*WHAT YOU SHOULD DO*
Write out the whole of the material exactly.

[Records from a data collection]
________________
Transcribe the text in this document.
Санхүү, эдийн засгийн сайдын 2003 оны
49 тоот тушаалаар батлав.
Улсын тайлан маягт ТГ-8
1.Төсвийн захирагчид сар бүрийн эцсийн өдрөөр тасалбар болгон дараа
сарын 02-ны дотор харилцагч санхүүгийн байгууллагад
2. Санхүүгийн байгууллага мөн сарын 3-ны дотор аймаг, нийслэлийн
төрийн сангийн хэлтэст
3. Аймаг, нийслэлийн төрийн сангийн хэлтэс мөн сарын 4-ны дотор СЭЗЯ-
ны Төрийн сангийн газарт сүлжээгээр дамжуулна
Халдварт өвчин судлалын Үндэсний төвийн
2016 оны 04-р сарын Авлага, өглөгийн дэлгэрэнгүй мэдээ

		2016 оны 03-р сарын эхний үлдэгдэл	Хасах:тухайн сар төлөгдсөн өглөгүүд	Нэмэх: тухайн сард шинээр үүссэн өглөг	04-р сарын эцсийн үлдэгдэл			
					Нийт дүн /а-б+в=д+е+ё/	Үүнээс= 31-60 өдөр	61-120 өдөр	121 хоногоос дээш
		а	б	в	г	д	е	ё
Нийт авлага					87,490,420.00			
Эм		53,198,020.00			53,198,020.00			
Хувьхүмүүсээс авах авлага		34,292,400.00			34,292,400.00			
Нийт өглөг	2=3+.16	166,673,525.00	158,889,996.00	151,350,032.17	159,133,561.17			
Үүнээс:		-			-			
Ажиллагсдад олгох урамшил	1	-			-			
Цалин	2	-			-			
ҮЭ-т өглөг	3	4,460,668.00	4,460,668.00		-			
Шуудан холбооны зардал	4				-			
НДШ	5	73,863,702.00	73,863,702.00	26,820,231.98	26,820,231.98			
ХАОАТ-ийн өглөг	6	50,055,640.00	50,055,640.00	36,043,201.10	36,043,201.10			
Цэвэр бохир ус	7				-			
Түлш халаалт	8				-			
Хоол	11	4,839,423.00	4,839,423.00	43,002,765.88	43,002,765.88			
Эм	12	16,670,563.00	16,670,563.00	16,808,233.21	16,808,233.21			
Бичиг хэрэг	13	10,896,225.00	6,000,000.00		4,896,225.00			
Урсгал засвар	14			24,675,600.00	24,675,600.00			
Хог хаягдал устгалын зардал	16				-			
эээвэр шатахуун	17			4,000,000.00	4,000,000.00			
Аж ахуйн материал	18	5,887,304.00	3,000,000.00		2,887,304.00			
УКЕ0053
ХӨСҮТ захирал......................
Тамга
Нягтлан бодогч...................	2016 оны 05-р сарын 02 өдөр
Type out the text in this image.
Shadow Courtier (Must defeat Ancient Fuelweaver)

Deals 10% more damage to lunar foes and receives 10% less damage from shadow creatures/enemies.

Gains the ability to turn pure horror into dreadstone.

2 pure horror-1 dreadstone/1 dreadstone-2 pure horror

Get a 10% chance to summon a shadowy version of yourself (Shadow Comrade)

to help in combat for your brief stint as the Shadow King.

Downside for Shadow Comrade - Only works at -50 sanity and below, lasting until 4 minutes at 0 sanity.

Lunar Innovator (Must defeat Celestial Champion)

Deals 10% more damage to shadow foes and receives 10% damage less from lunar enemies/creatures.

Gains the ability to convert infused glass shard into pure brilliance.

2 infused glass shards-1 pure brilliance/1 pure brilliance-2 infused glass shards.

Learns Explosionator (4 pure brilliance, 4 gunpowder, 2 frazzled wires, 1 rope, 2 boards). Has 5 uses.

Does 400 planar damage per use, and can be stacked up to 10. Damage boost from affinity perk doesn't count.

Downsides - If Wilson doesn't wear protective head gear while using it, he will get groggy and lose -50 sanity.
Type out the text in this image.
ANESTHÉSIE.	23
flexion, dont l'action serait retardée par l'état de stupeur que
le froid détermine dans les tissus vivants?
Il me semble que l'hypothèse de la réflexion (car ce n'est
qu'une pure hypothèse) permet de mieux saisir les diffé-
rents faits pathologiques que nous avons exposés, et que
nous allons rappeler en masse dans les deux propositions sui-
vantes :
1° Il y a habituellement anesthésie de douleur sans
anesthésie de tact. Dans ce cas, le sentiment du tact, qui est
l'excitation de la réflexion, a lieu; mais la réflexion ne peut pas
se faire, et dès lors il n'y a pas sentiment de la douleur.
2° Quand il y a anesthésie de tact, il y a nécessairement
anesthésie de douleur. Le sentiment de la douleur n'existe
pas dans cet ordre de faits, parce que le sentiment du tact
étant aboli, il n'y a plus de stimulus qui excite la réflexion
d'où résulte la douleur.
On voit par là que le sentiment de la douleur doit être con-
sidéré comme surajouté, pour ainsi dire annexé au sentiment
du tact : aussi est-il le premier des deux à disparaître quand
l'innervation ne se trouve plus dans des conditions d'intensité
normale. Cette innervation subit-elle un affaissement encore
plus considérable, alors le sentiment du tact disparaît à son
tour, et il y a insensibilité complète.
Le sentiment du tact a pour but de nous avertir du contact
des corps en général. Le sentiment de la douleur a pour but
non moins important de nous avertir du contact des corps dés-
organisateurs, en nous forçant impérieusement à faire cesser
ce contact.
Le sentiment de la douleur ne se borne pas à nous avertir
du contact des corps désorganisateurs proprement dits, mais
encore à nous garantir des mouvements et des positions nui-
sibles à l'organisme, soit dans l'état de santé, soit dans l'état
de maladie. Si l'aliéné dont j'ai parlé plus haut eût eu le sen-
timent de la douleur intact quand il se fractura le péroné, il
________________
*TASK SOLUTION*
Transcribe the text in this document.
Санхүү, эдийн засгийн сайдын 2003 оны
49 тоот тушаалаар батлав.
Улсын тайлан маягт ТГ-8
1.Төсвийн захирагчид сар бүрийн эцсийн өдрөөр тасалбар болгон дараа
сарын 02-ны дотор харилцагч санхүүгийн байгууллагад
2. Санхүүгийн байгууллага мөн сарын 3-ны дотор аймаг, нийслэлийн
төрийн сангийн хэлтэст
3. Аймаг, нийслэлийн төрийн сангийн хэлтэс мөн сарын 4-ны дотор СЭЗЯ-
ны Төрийн сангийн газарт сүлжээгээр дамжуулна
Халдварт өвчин судлалын Үндэсний төвийн
2016 оны 04-р сарын Авлага, өглөгийн дэлгэрэнгүй мэдээ

		2016 оны 03-р сарын эхний үлдэгдэл	Хасах:тухайн сар төлөгдсөн өглөгүүд	Нэмэх: тухайн сард шинээр үүссэн өглөг	04-р сарын эцсийн үлдэгдэл			
					Нийт дүн /а-б+в=д+е+ё/	Үүнээс= 31-60 өдөр	61-120 өдөр	121 хоногоос дээш
		а	б	в	г	д	е	ё
Нийт авлага					87,490,420.00			
Эм		53,198,020.00			53,198,020.00			
Хувьхүмүүсээс авах авлага		34,292,400.00			34,292,400.00			
Нийт өглөг	2=3+.16	166,673,525.00	158,889,996.00	151,350,032.17	159,133,561.17			
Үүнээс:		-			-			
Ажиллагсдад олгох урамшил	1	-			-			
Цалин	2	-			-			
ҮЭ-т өглөг	3	4,460,668.00	4,460,668.00		-			
Шуудан холбооны зардал	4				-			
НДШ	5	73,863,702.00	73,863,702.00	26,820,231.98	26,820,231.98			
ХАОАТ-ийн өглөг	6	50,055,640.00	50,055,640.00	36,043,201.10	36,043,201.10			
Цэвэр бохир ус	7				-			
Түлш халаалт	8				-			
Хоол	11	4,839,423.00	4,839,423.00	43,002,765.88	43,002,765.88			
Эм	12	16,670,563.00	16,670,563.00	16,808,233.21	16,808,233.21			
Бичиг хэрэг	13	10,896,225.00	6,000,000.00		4,896,225.00			
Урсгал засвар	14			24,675,600.00	24,675,600.00			
Хог хаягдал устгалын зардал	16				-			
эээвэр шатахуун	17			4,000,000.00	4,000,000.00			
Аж ахуйн материал	18	5,887,304.00	3,000,000.00		2,887,304.00			
УКЕ0053
ХӨСҮТ захирал......................
Тамга
Нягтлан бодогч...................	2016 оны 05-р сарын 02 өдөр
Type out the text in this image.
Shadow Courtier (Must defeat Ancient Fuelweaver)

Deals 10% more damage to lunar foes and receives 10% less damage from shadow creatures/enemies.

Gains the ability to turn pure horror into dreadstone.

2 pure horror-1 dreadstone/1 dreadstone-2 pure horror

Get a 10% chance to summon a shadowy version of yourself (Shadow Comrade)

to help in combat for your brief stint as the Shadow King.

Downside for Shadow Comrade - Only works at -50 sanity and below, lasting until 4 minutes at 0 sanity.

Lunar Innovator (Must defeat Celestial Champion)

Deals 10% more damage to shadow foes and receives 10% damage less from lunar enemies/creatures.

Gains the ability to convert infused glass shard into pure brilliance.

2 infused glass shards-1 pure brilliance/1 pure brilliance-2 infused glass shards.

Learns Explosionator (4 pure brilliance, 4 gunpowder, 2 frazzled wires, 1 rope, 2 boards). Has 5 uses.

Does 400 planar damage per use, and can be stacked up to 10. Damage boost from affinity perk doesn't count.

Downsides - If Wilson doesn't wear protective head gear while using it, he will get groggy and lose -50 sanity.
Type out the text in this image.
ANESTHÉSIE.	23
flexion, dont l'action serait retardée par l'état de stupeur que
le froid détermine dans les tissus vivants?
Il me semble que l'hypothèse de la réflexion (car ce n'est
qu'une pure hypothèse) permet de mieux saisir les diffé-
rents faits pathologiques que nous avons exposés, et que
nous allons rappeler en masse dans les deux propositions sui-
vantes :
1° Il y a habituellement anesthésie de douleur sans
anesthésie de tact. Dans ce cas, le sentiment du tact, qui est
l'excitation de la réflexion, a lieu; mais la réflexion ne peut pas
se faire, et dès lors il n'y a pas sentiment de la douleur.
2° Quand il y a anesthésie de tact, il y a nécessairement
anesthésie de douleur. Le sentiment de la douleur n'existe
pas dans cet ordre de faits, parce que le sentiment du tact
étant aboli, il n'y a plus de stimulus qui excite la réflexion
d'où résulte la douleur.
On voit par là que le sentiment de la douleur doit être con-
sidéré comme surajouté, pour ainsi dire annexé au sentiment
du tact : aussi est-il le premier des deux à disparaître quand
l'innervation ne se trouve plus dans des conditions d'intensité
normale. Cette innervation subit-elle un affaissement encore
plus considérable, alors le sentiment du tact disparaît à son
tour, et il y a insensibilité complète.
Le sentiment du tact a pour but de nous avertir du contact
des corps en général. Le sentiment de la douleur a pour but
non moins important de nous avertir du contact des corps dés-
organisateurs, en nous forçant impérieusement à faire cesser
ce contact.
Le sentiment de la douleur ne se borne pas à nous avertir
du contact des corps désorganisateurs proprement dits, mais
encore à nous garantir des mouvements et des positions nui-
sibles à l'organisme, soit dans l'état de santé, soit dans l'état
de maladie. Si l'aliéné dont j'ai parlé plus haut eût eu le sen-
timent de la douleur intact quand il se fractura le péroné, il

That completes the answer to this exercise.